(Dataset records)

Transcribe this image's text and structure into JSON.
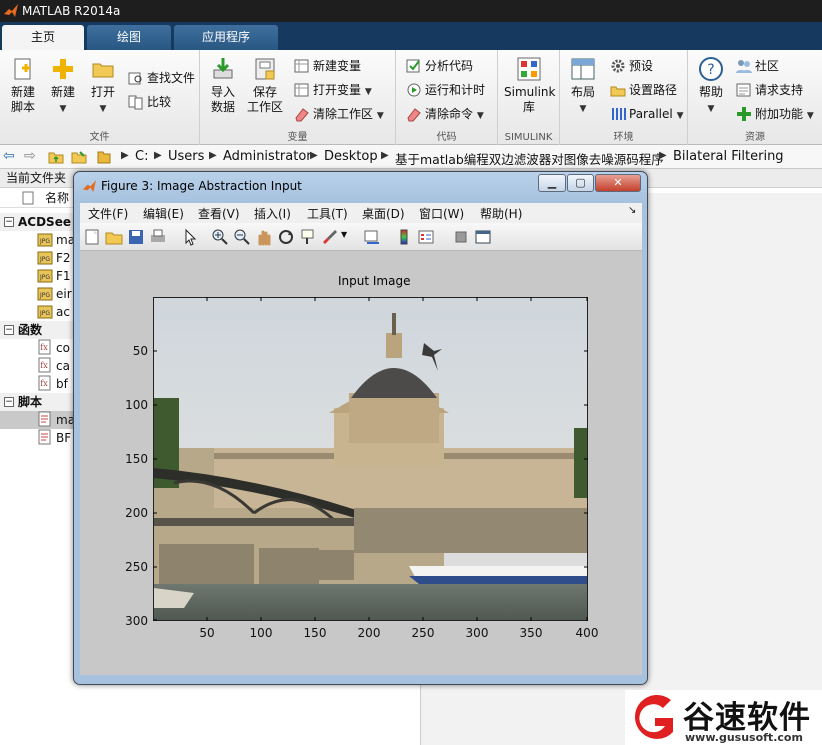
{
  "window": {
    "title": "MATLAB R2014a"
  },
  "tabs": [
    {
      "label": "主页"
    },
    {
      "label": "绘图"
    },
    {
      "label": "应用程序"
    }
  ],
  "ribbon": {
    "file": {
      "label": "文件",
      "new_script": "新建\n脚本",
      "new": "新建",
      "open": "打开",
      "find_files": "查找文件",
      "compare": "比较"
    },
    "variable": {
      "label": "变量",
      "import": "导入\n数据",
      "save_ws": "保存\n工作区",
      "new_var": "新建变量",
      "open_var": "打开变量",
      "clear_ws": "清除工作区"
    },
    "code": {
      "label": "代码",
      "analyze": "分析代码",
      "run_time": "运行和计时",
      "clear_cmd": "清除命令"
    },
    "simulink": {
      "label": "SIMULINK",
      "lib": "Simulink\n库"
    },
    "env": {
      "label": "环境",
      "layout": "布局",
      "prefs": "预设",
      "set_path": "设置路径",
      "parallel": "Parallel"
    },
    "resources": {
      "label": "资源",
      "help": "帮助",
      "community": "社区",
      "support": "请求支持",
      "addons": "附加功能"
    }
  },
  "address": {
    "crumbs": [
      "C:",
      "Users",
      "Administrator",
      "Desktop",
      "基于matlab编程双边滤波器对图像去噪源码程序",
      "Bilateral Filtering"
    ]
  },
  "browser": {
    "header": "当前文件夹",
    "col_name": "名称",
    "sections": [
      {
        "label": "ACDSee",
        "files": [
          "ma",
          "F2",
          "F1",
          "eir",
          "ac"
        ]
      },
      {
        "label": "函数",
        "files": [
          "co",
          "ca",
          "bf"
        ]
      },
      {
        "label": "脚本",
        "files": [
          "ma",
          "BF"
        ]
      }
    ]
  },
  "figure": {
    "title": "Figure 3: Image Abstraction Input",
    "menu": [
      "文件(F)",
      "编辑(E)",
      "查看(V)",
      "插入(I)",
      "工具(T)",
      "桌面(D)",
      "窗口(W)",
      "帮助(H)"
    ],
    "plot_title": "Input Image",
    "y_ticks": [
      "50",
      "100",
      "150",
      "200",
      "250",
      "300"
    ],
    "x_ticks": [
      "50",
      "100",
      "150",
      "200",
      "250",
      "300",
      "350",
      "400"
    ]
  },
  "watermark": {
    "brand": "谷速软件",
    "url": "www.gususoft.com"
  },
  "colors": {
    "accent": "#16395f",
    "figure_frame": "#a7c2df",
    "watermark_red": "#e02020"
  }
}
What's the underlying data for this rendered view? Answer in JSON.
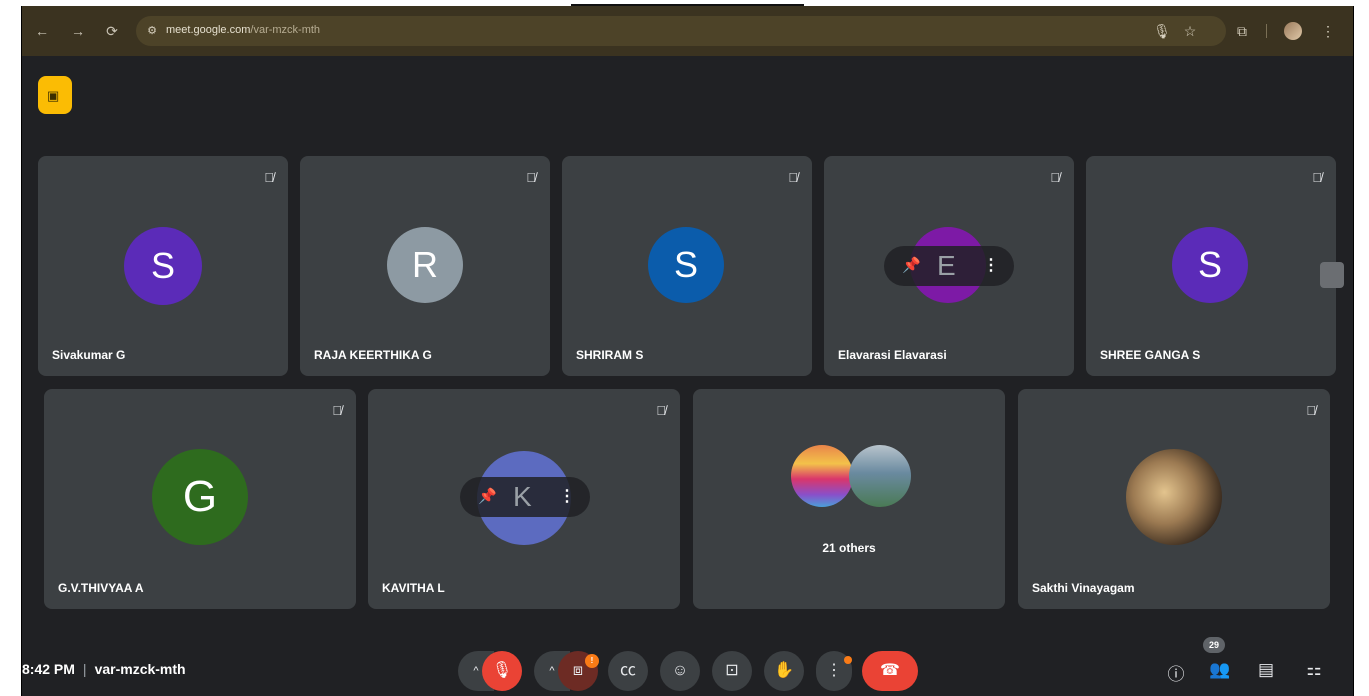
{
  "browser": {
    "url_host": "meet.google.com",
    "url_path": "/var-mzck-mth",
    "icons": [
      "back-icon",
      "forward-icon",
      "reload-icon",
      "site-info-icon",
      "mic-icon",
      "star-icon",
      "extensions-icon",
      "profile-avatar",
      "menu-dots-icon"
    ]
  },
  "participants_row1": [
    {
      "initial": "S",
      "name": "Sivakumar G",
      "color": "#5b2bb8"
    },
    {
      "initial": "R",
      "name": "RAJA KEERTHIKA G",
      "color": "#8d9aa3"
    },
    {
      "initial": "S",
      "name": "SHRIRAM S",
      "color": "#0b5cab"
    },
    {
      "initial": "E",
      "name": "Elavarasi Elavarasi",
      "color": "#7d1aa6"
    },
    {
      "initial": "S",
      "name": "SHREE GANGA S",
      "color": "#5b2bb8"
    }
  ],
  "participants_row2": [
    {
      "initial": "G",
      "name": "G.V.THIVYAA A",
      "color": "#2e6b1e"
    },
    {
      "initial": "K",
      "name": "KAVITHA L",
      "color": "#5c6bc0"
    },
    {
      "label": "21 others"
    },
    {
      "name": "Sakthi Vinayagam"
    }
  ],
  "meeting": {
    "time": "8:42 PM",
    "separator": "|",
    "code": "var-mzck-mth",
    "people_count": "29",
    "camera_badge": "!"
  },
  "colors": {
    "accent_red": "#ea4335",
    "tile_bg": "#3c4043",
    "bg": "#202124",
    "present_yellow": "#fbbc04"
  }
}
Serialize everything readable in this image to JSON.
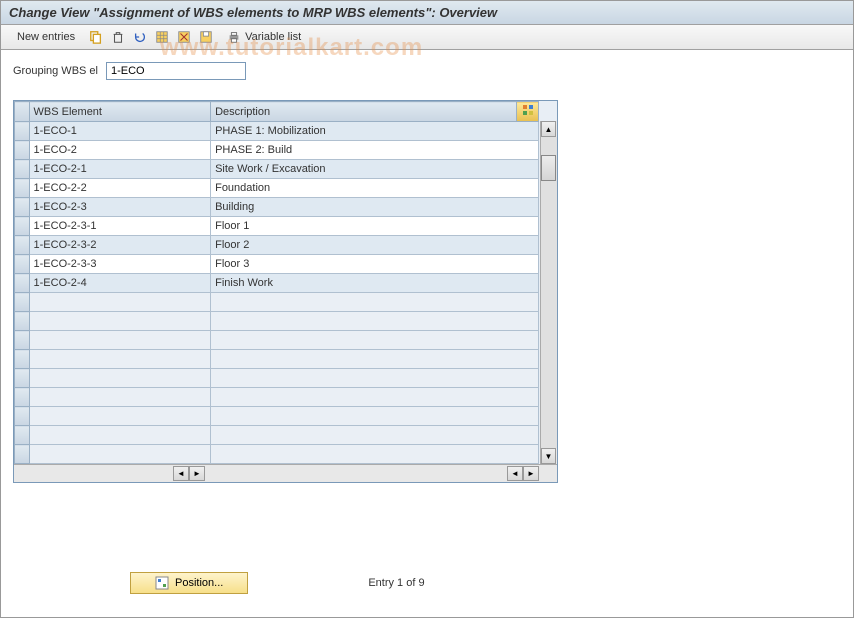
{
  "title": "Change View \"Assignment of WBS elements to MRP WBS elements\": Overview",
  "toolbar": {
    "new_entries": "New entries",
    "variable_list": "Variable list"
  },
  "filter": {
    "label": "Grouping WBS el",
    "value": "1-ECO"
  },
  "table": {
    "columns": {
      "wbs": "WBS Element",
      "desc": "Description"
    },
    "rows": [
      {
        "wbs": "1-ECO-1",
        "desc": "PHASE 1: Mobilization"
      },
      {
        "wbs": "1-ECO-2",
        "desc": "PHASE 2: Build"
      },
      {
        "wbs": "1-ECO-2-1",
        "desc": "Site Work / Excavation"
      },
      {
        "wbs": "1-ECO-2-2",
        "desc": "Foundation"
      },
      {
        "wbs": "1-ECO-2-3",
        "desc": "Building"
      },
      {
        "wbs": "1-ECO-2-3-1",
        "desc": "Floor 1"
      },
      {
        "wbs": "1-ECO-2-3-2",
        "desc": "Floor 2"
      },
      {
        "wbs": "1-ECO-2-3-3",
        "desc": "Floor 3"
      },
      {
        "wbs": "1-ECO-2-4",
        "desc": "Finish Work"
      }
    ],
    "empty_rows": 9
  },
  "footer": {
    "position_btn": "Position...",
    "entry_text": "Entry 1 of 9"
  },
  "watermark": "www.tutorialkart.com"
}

■ **Task details**
Which lines hold the word "desc"? Copy all of them.

■ **Output of the exercise**
      "desc": "Description"
        "desc": "PHASE 1: Mobilization"
        "desc": "PHASE 2: Build"
        "desc": "Site Work / Excavation"
        "desc": "Foundation"
        "desc": "Building"
        "desc": "Floor 1"
        "desc": "Floor 2"
        "desc": "Floor 3"
        "desc": "Finish Work"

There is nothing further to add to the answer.